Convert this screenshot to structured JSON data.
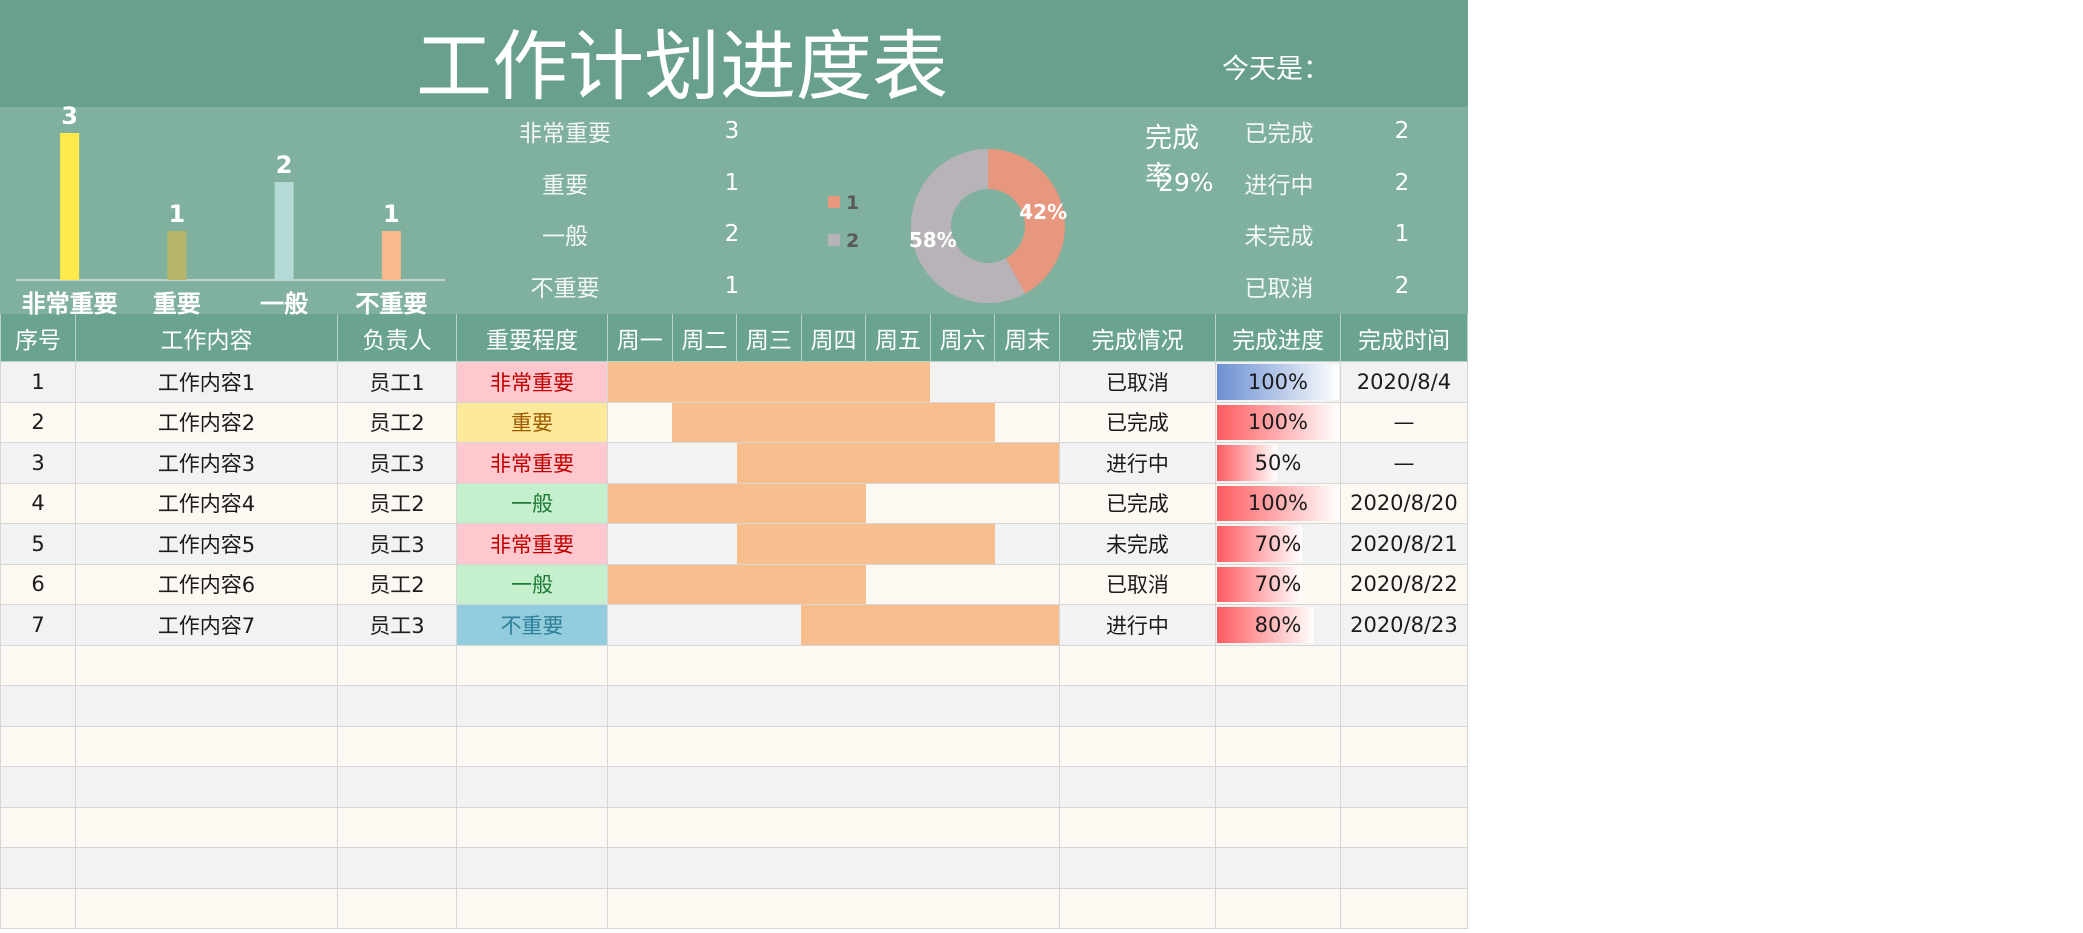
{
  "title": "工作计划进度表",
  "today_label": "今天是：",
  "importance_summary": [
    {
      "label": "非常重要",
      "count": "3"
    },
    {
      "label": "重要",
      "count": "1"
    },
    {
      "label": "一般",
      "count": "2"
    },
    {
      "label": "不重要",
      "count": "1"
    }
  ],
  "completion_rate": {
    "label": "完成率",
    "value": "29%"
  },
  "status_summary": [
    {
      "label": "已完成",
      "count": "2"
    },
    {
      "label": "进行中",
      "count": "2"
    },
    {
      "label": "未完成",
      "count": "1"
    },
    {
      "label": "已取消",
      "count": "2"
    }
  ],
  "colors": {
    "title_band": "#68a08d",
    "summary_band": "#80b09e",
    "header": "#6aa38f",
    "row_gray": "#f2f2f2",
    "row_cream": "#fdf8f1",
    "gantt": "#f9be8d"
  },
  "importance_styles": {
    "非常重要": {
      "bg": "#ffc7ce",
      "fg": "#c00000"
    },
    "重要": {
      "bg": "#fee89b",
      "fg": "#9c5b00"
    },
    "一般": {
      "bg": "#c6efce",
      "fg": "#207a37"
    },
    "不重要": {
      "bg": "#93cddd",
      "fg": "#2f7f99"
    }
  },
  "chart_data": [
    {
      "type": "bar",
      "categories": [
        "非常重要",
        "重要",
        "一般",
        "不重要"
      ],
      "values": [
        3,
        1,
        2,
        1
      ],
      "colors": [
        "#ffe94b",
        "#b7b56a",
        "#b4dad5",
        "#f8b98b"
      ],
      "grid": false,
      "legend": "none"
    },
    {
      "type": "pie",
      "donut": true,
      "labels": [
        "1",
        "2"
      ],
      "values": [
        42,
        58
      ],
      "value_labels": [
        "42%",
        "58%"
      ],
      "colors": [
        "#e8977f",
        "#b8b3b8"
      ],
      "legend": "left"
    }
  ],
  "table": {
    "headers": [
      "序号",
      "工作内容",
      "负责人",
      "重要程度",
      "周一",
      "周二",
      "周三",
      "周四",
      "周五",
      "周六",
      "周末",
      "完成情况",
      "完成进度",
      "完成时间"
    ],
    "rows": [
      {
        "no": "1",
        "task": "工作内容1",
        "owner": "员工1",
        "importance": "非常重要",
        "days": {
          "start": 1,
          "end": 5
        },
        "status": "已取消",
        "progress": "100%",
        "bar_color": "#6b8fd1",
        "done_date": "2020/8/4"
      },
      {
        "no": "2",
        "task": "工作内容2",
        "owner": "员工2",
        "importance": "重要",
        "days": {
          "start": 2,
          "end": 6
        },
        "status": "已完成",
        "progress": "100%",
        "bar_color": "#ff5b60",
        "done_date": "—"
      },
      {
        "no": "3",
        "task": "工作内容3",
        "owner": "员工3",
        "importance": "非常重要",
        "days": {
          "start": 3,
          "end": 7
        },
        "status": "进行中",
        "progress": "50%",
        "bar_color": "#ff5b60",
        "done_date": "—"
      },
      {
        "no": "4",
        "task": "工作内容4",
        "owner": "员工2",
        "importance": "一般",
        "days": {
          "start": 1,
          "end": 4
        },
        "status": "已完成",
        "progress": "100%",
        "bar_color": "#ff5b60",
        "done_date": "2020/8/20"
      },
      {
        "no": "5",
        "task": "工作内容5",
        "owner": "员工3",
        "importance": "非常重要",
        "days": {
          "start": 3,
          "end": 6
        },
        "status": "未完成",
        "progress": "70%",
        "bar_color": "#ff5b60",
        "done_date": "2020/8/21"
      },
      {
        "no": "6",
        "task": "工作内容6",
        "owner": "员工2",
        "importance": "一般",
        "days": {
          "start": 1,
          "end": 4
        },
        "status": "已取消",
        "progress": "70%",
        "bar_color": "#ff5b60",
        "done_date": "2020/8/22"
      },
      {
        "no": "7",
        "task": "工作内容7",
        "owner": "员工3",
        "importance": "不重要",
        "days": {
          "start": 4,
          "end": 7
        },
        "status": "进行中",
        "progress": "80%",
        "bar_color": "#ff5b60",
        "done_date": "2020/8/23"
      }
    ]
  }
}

^^^^

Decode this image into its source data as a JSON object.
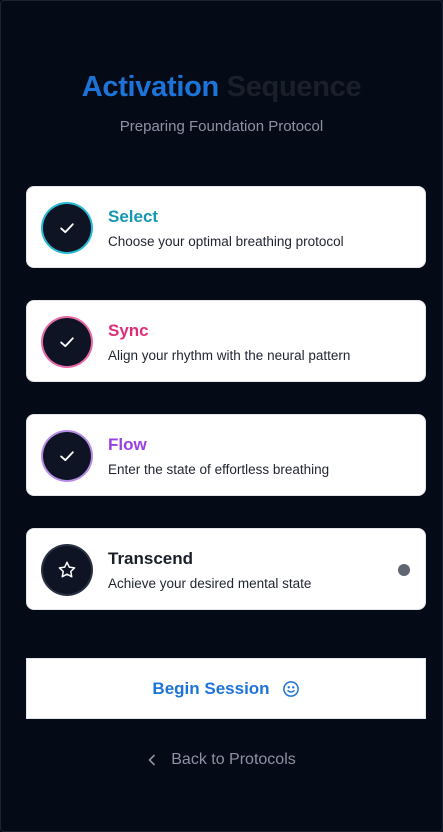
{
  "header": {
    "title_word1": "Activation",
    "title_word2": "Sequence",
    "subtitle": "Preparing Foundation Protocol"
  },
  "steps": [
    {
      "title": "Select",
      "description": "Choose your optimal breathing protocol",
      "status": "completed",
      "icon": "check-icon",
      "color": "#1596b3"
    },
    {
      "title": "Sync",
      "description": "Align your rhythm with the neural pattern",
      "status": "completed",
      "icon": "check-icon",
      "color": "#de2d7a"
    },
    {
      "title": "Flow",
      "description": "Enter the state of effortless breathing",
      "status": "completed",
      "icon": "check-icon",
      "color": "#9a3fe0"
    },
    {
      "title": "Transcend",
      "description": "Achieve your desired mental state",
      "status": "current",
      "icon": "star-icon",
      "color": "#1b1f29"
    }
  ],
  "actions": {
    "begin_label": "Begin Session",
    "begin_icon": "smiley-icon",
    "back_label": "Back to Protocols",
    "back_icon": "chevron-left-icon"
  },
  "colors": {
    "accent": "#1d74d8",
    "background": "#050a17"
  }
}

^^^^

** Goal **
Copy out every line from the material above in which the word "state" appears.

** Worked solution **
      "description": "Enter the state of effortless breathing",
      "description": "Achieve your desired mental state",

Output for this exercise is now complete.